*Records*:
● ● ●

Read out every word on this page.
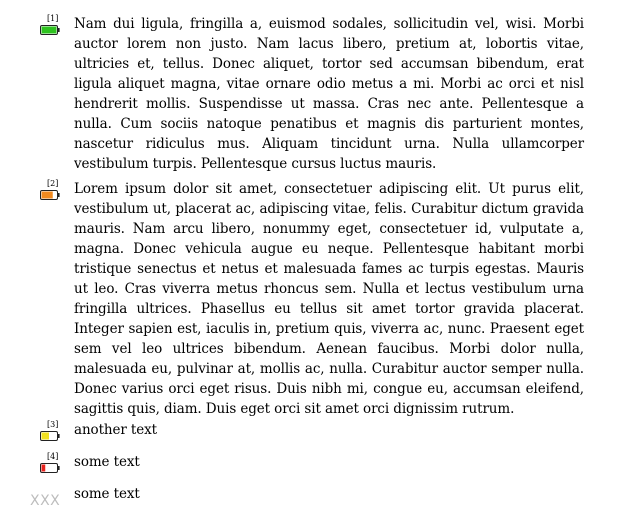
[1] Nam dui ligula, fringilla a, euismod sodales, sollicitudin vel, wisi. Morbi auctor lorem non justo. Nam lacus libero, pretium at, lobortis vitae, ultricies et, tellus. Donec aliquet, tortor sed accumsan bibendum, erat ligula aliquet magna, vitae ornare odio metus a mi. Morbi ac orci et nisl hendrerit mollis. Suspendisse ut massa. Cras nec ante. Pellentesque a nulla. Cum sociis natoque penatibus et magnis dis parturient montes, nascetur ridiculus mus. Aliquam tincidunt urna. Nulla ullamcorper vestibulum turpis. Pellentesque cursus luctus mauris.
[2] Lorem ipsum dolor sit amet, consectetuer adipiscing elit. Ut purus elit, vestibulum ut, placerat ac, adipiscing vitae, felis. Curabitur dictum gravida mauris. Nam arcu libero, nonummy eget, consectetuer id, vulputate a, magna. Donec vehicula augue eu neque. Pellentesque habitant morbi tristique senectus et netus et malesuada fames ac turpis egestas. Mauris ut leo. Cras viverra metus rhoncus sem. Nulla et lectus vestibulum urna fringilla ultrices. Phasellus eu tellus sit amet tortor gravida placerat. Integer sapien est, iaculis in, pretium quis, viverra ac, nunc. Praesent eget sem vel leo ultrices bibendum. Aenean faucibus. Morbi dolor nulla, malesuada eu, pulvinar at, mollis ac, nulla. Curabitur auctor semper nulla. Donec varius orci eget risus. Duis nibh mi, congue eu, accumsan eleifend, sagittis quis, diam. Duis eget orci sit amet orci dignissim rutrum.
[3] another text
[4] some text
some text
XXX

● ● ●

*WHAT YOU HAVE TO DO*: Using the records above, retype everything exactly except the pictures.

*WRITTEN ANSWER*:
Read out every word on this page.
[1] Nam dui ligula, fringilla a, euismod sodales, sollicitudin vel, wisi. Morbi auctor lorem non justo. Nam lacus libero, pretium at, lobortis vitae, ultricies et, tellus. Donec aliquet, tortor sed accumsan bibendum, erat ligula aliquet magna, vitae ornare odio metus a mi. Morbi ac orci et nisl hendrerit mollis. Suspendisse ut massa. Cras nec ante. Pellentesque a nulla. Cum sociis natoque penatibus et magnis dis parturient montes, nascetur ridiculus mus. Aliquam tincidunt urna. Nulla ullamcorper vestibulum turpis. Pellentesque cursus luctus mauris.
[2] Lorem ipsum dolor sit amet, consectetuer adipiscing elit. Ut purus elit, vestibulum ut, placerat ac, adipiscing vitae, felis. Curabitur dictum gravida mauris. Nam arcu libero, nonummy eget, consectetuer id, vulputate a, magna. Donec vehicula augue eu neque. Pellentesque habitant morbi tristique senectus et netus et malesuada fames ac turpis egestas. Mauris ut leo. Cras viverra metus rhoncus sem. Nulla et lectus vestibulum urna fringilla ultrices. Phasellus eu tellus sit amet tortor gravida placerat. Integer sapien est, iaculis in, pretium quis, viverra ac, nunc. Praesent eget sem vel leo ultrices bibendum. Aenean faucibus. Morbi dolor nulla, malesuada eu, pulvinar at, mollis ac, nulla. Curabitur auctor semper nulla. Donec varius orci eget risus. Duis nibh mi, congue eu, accumsan eleifend, sagittis quis, diam. Duis eget orci sit amet orci dignissim rutrum.
[3] another text
[4] some text
some text
XXX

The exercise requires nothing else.